Write out the listing below exactly, and omit any images you find in it.

** begin **

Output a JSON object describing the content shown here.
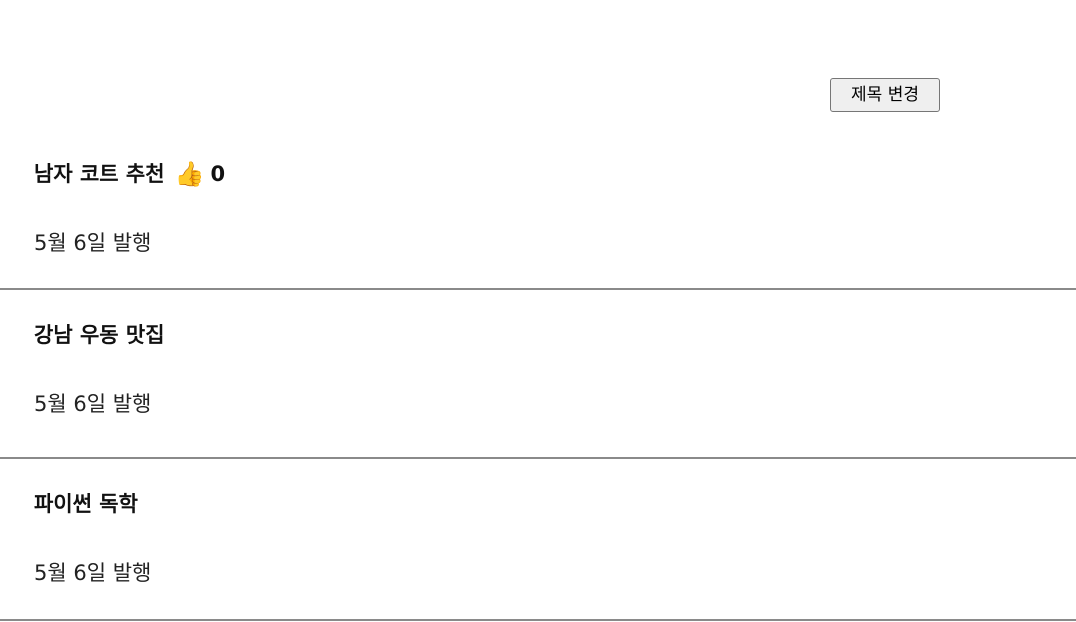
{
  "header": {
    "change_title_label": "제목 변경"
  },
  "posts": [
    {
      "title": "남자 코트 추천",
      "like_icon": "👍",
      "like_count": "0",
      "date": "5월 6일 발행"
    },
    {
      "title": "강남 우동 맛집",
      "date": "5월 6일 발행"
    },
    {
      "title": "파이썬 독학",
      "date": "5월 6일 발행"
    }
  ]
}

** end **

In response:
Output a JSON object describing the content shown here.
{
  "header": {
    "change_title_label": "제목 변경"
  },
  "posts": [
    {
      "title": "남자 코트 추천",
      "like_icon": "👍",
      "like_count": "0",
      "date": "5월 6일 발행"
    },
    {
      "title": "강남 우동 맛집",
      "date": "5월 6일 발행"
    },
    {
      "title": "파이썬 독학",
      "date": "5월 6일 발행"
    }
  ]
}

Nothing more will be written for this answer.